-- Problem requirements --
Pictures do not belong in the copy; restate the records below word for word.

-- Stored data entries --
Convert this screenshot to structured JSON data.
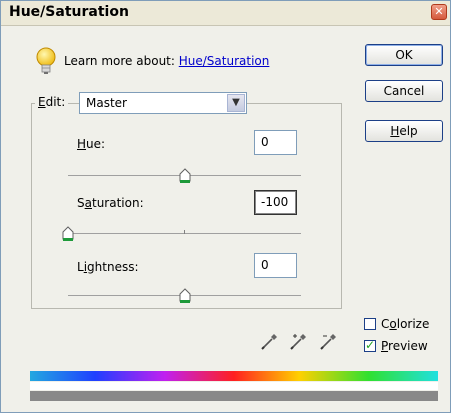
{
  "window": {
    "title": "Hue/Saturation",
    "close_glyph": "✕"
  },
  "learn_more": {
    "prefix": "Learn more about:",
    "link": "Hue/Saturation"
  },
  "buttons": {
    "ok": "OK",
    "cancel": "Cancel",
    "help_first": "H",
    "help_rest": "elp"
  },
  "edit": {
    "label_first": "E",
    "label_rest": "dit:",
    "selected": "Master",
    "arrow_glyph": "⌄"
  },
  "hue": {
    "label_first": "H",
    "label_rest": "ue:",
    "value": "0",
    "slider_fraction": 0.5
  },
  "saturation": {
    "label_first": "S",
    "label_second": "a",
    "label_rest": "turation:",
    "value": "-100",
    "slider_fraction": 0.0
  },
  "lightness": {
    "label_first": "L",
    "label_second": "i",
    "label_rest": "ghtness:",
    "value": "0",
    "slider_fraction": 0.5
  },
  "options": {
    "colorize": {
      "label_pre": "C",
      "label_acc": "o",
      "label_rest": "lorize",
      "checked": false
    },
    "preview": {
      "label_acc": "P",
      "label_rest": "review",
      "checked": true,
      "check_glyph": "✓"
    }
  },
  "icons": [
    "lightbulb-icon",
    "eyedropper-icon",
    "eyedropper-plus-icon",
    "eyedropper-minus-icon"
  ],
  "colors": {
    "slider_thumb": "#1e9a3a",
    "link": "#0000cc",
    "accent_border": "#1c3f87"
  }
}
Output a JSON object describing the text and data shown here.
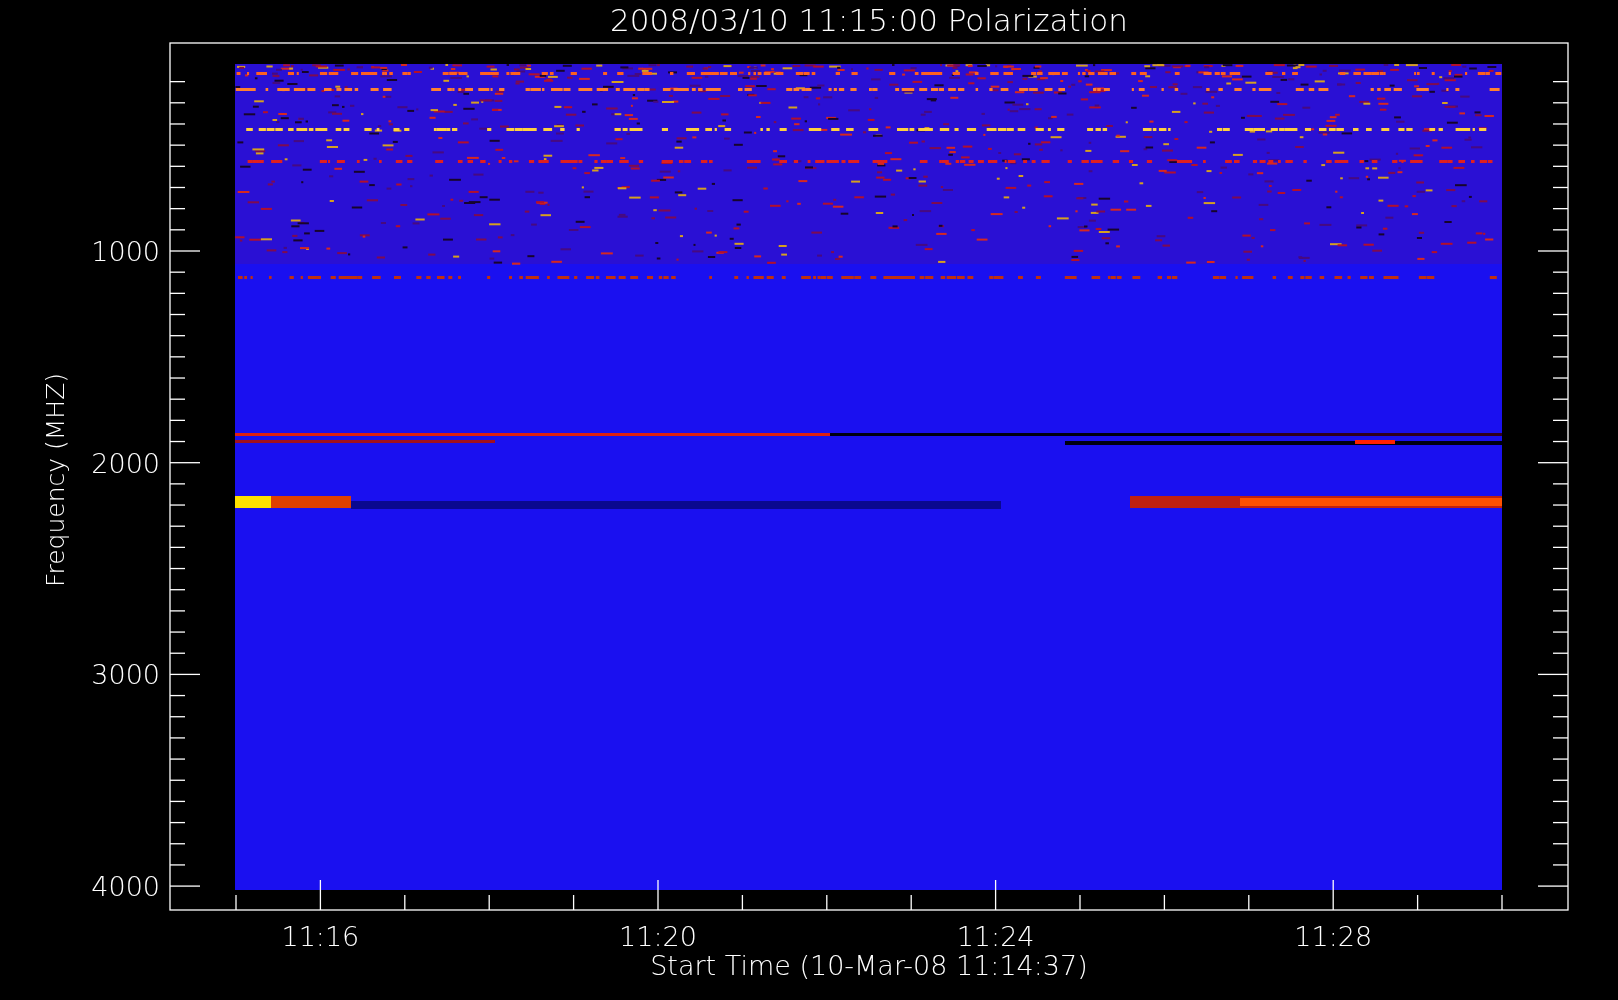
{
  "title": "2008/03/10 11:15:00 Polarization",
  "y_axis": {
    "label": "Frequency (MHZ)",
    "ticks": [
      "1000",
      "2000",
      "3000",
      "4000"
    ]
  },
  "x_axis": {
    "label": "Start Time (10-Mar-08 11:14:37)",
    "ticks": [
      "11:16",
      "11:20",
      "11:24",
      "11:28"
    ]
  }
}
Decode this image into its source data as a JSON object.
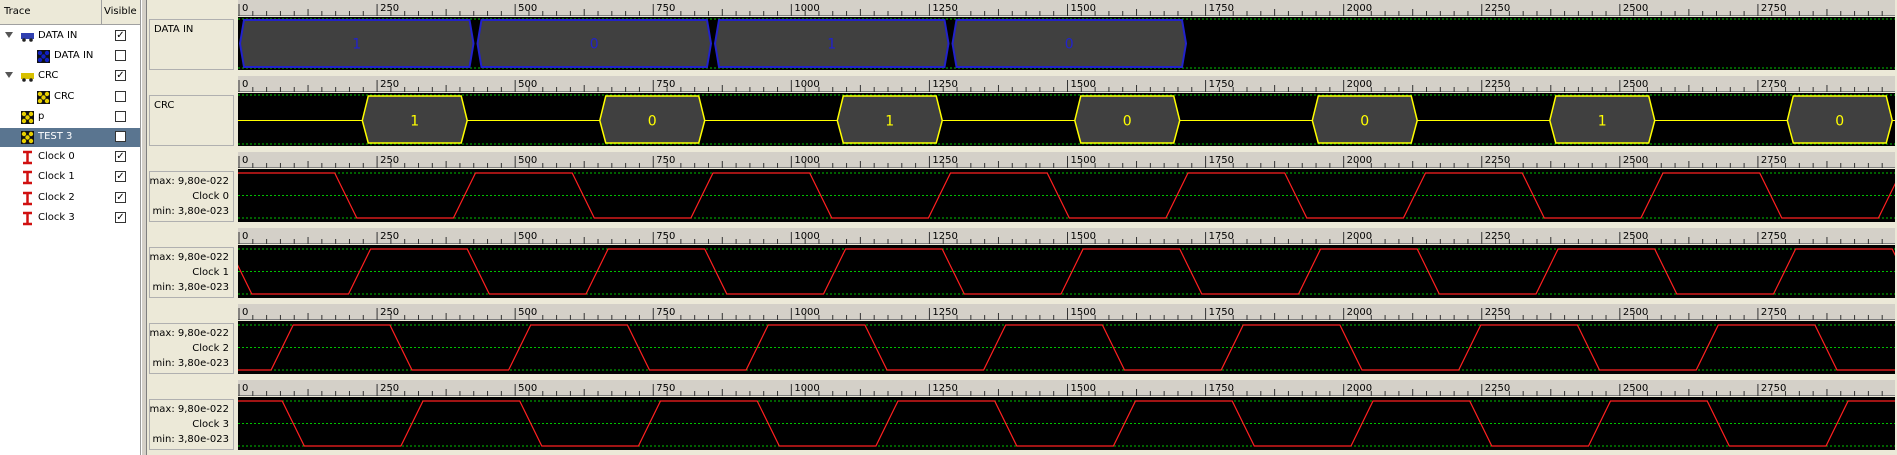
{
  "columns": {
    "trace": "Trace",
    "visible": "Visible"
  },
  "tree": [
    {
      "label": "DATA IN",
      "indent": 0,
      "expander": true,
      "icon": "bus-icon",
      "checked": true,
      "selected": false
    },
    {
      "label": "DATA IN",
      "indent": 1,
      "expander": false,
      "icon": "signal-icon-blue",
      "checked": false,
      "selected": false
    },
    {
      "label": "CRC",
      "indent": 0,
      "expander": true,
      "icon": "bus-icon-yellow",
      "checked": true,
      "selected": false
    },
    {
      "label": "CRC",
      "indent": 1,
      "expander": false,
      "icon": "signal-icon-yellow",
      "checked": false,
      "selected": false
    },
    {
      "label": "p",
      "indent": 0,
      "expander": false,
      "icon": "signal-icon-yellow",
      "checked": false,
      "selected": false
    },
    {
      "label": "TEST 3",
      "indent": 0,
      "expander": false,
      "icon": "signal-icon-yellow",
      "checked": false,
      "selected": true
    },
    {
      "label": "Clock 0",
      "indent": 0,
      "expander": false,
      "icon": "clock-icon",
      "checked": true,
      "selected": false
    },
    {
      "label": "Clock 1",
      "indent": 0,
      "expander": false,
      "icon": "clock-icon",
      "checked": true,
      "selected": false
    },
    {
      "label": "Clock 2",
      "indent": 0,
      "expander": false,
      "icon": "clock-icon",
      "checked": true,
      "selected": false
    },
    {
      "label": "Clock 3",
      "indent": 0,
      "expander": false,
      "icon": "clock-icon",
      "checked": true,
      "selected": false
    }
  ],
  "ruler": {
    "ticks": [
      "0",
      "250",
      "500",
      "750",
      "1000",
      "1250",
      "1500",
      "1750",
      "2000",
      "2250",
      "2500",
      "2750"
    ],
    "max": 3000
  },
  "lanes": [
    {
      "type": "bus",
      "name": "DATA IN",
      "color": "#2222cc",
      "values": [
        "1",
        "0",
        "1",
        "0"
      ],
      "segment_width": 430
    },
    {
      "type": "bus",
      "name": "CRC",
      "color": "#ffff00",
      "segments": [
        {
          "start": 225,
          "end": 415,
          "value": "1"
        },
        {
          "start": 655,
          "end": 845,
          "value": "0"
        },
        {
          "start": 1085,
          "end": 1275,
          "value": "1"
        },
        {
          "start": 1515,
          "end": 1705,
          "value": "0"
        },
        {
          "start": 1945,
          "end": 2135,
          "value": "0"
        },
        {
          "start": 2375,
          "end": 2565,
          "value": "1"
        },
        {
          "start": 2805,
          "end": 2995,
          "value": "0"
        }
      ]
    },
    {
      "type": "analog",
      "name": "Clock 0",
      "max": "max: 9,80e-022",
      "min": "min: 3,80e-023",
      "period": 430,
      "phase": 0
    },
    {
      "type": "analog",
      "name": "Clock 1",
      "max": "max: 9,80e-022",
      "min": "min: 3,80e-023",
      "period": 430,
      "phase": -190
    },
    {
      "type": "analog",
      "name": "Clock 2",
      "max": "max: 9,80e-022",
      "min": "min: 3,80e-023",
      "period": 430,
      "phase": 100
    },
    {
      "type": "analog",
      "name": "Clock 3",
      "max": "max: 9,80e-022",
      "min": "min: 3,80e-023",
      "period": 430,
      "phase": -95
    }
  ],
  "colors": {
    "analog_line": "#ff2020",
    "analog_top": "#ff8000",
    "grid_dots": "#00c000",
    "bus_fill": "#404040",
    "flat_line": "#ffff00"
  }
}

-- Written solution --
Convert this screenshot to structured JSON data.
{
  "window": {
    "title": "Hue/Saturation",
    "close_glyph": "✕"
  },
  "learn_more": {
    "prefix": "Learn more about:",
    "link": "Hue/Saturation"
  },
  "buttons": {
    "ok": "OK",
    "cancel": "Cancel",
    "help_first": "H",
    "help_rest": "elp"
  },
  "edit": {
    "label_first": "E",
    "label_rest": "dit:",
    "selected": "Master",
    "arrow_glyph": "⌄"
  },
  "hue": {
    "label_first": "H",
    "label_rest": "ue:",
    "value": "0",
    "slider_fraction": 0.5
  },
  "saturation": {
    "label_first": "S",
    "label_second": "a",
    "label_rest": "turation:",
    "value": "-100",
    "slider_fraction": 0.0
  },
  "lightness": {
    "label_first": "L",
    "label_second": "i",
    "label_rest": "ghtness:",
    "value": "0",
    "slider_fraction": 0.5
  },
  "options": {
    "colorize": {
      "label_pre": "C",
      "label_acc": "o",
      "label_rest": "lorize",
      "checked": false
    },
    "preview": {
      "label_acc": "P",
      "label_rest": "review",
      "checked": true,
      "check_glyph": "✓"
    }
  },
  "icons": [
    "lightbulb-icon",
    "eyedropper-icon",
    "eyedropper-plus-icon",
    "eyedropper-minus-icon"
  ],
  "colors": {
    "slider_thumb": "#1e9a3a",
    "link": "#0000cc",
    "accent_border": "#1c3f87"
  }
}
Output a JSON object describing the text and data shown here.
{
  "title": "2008/03/10 11:15:00 Polarization",
  "y_axis": {
    "label": "Frequency (MHZ)",
    "ticks": [
      "1000",
      "2000",
      "3000",
      "4000"
    ]
  },
  "x_axis": {
    "label": "Start Time (10-Mar-08 11:14:37)",
    "ticks": [
      "11:16",
      "11:20",
      "11:24",
      "11:28"
    ]
  }
}
Decode this image into its source data as a JSON object.
{
  "columns": {
    "trace": "Trace",
    "visible": "Visible"
  },
  "tree": [
    {
      "label": "DATA IN",
      "indent": 0,
      "expander": true,
      "icon": "bus-icon",
      "checked": true,
      "selected": false
    },
    {
      "label": "DATA IN",
      "indent": 1,
      "expander": false,
      "icon": "signal-icon-blue",
      "checked": false,
      "selected": false
    },
    {
      "label": "CRC",
      "indent": 0,
      "expander": true,
      "icon": "bus-icon-yellow",
      "checked": true,
      "selected": false
    },
    {
      "label": "CRC",
      "indent": 1,
      "expander": false,
      "icon": "signal-icon-yellow",
      "checked": false,
      "selected": false
    },
    {
      "label": "p",
      "indent": 0,
      "expander": false,
      "icon": "signal-icon-yellow",
      "checked": false,
      "selected": false
    },
    {
      "label": "TEST 3",
      "indent": 0,
      "expander": false,
      "icon": "signal-icon-yellow",
      "checked": false,
      "selected": true
    },
    {
      "label": "Clock 0",
      "indent": 0,
      "expander": false,
      "icon": "clock-icon",
      "checked": true,
      "selected": false
    },
    {
      "label": "Clock 1",
      "indent": 0,
      "expander": false,
      "icon": "clock-icon",
      "checked": true,
      "selected": false
    },
    {
      "label": "Clock 2",
      "indent": 0,
      "expander": false,
      "icon": "clock-icon",
      "checked": true,
      "selected": false
    },
    {
      "label": "Clock 3",
      "indent": 0,
      "expander": false,
      "icon": "clock-icon",
      "checked": true,
      "selected": false
    }
  ],
  "ruler": {
    "ticks": [
      "0",
      "250",
      "500",
      "750",
      "1000",
      "1250",
      "1500",
      "1750",
      "2000",
      "2250",
      "2500",
      "2750"
    ],
    "max": 3000
  },
  "lanes": [
    {
      "type": "bus",
      "name": "DATA IN",
      "color": "#2222cc",
      "values": [
        "1",
        "0",
        "1",
        "0"
      ],
      "segment_width": 430
    },
    {
      "type": "bus",
      "name": "CRC",
      "color": "#ffff00",
      "segments": [
        {
          "start": 225,
          "end": 415,
          "value": "1"
        },
        {
          "start": 655,
          "end": 845,
          "value": "0"
        },
        {
          "start": 1085,
          "end": 1275,
          "value": "1"
        },
        {
          "start": 1515,
          "end": 1705,
          "value": "0"
        },
        {
          "start": 1945,
          "end": 2135,
          "value": "0"
        },
        {
          "start": 2375,
          "end": 2565,
          "value": "1"
        },
        {
          "start": 2805,
          "end": 2995,
          "value": "0"
        }
      ]
    },
    {
      "type": "analog",
      "name": "Clock 0",
      "max": "max: 9,80e-022",
      "min": "min: 3,80e-023",
      "period": 430,
      "phase": 0
    },
    {
      "type": "analog",
      "name": "Clock 1",
      "max": "max: 9,80e-022",
      "min": "min: 3,80e-023",
      "period": 430,
      "phase": -190
    },
    {
      "type": "analog",
      "name": "Clock 2",
      "max": "max: 9,80e-022",
      "min": "min: 3,80e-023",
      "period": 430,
      "phase": 100
    },
    {
      "type": "analog",
      "name": "Clock 3",
      "max": "max: 9,80e-022",
      "min": "min: 3,80e-023",
      "period": 430,
      "phase": -95
    }
  ],
  "colors": {
    "analog_line": "#ff2020",
    "analog_top": "#ff8000",
    "grid_dots": "#00c000",
    "bus_fill": "#404040",
    "flat_line": "#ffff00"
  }
}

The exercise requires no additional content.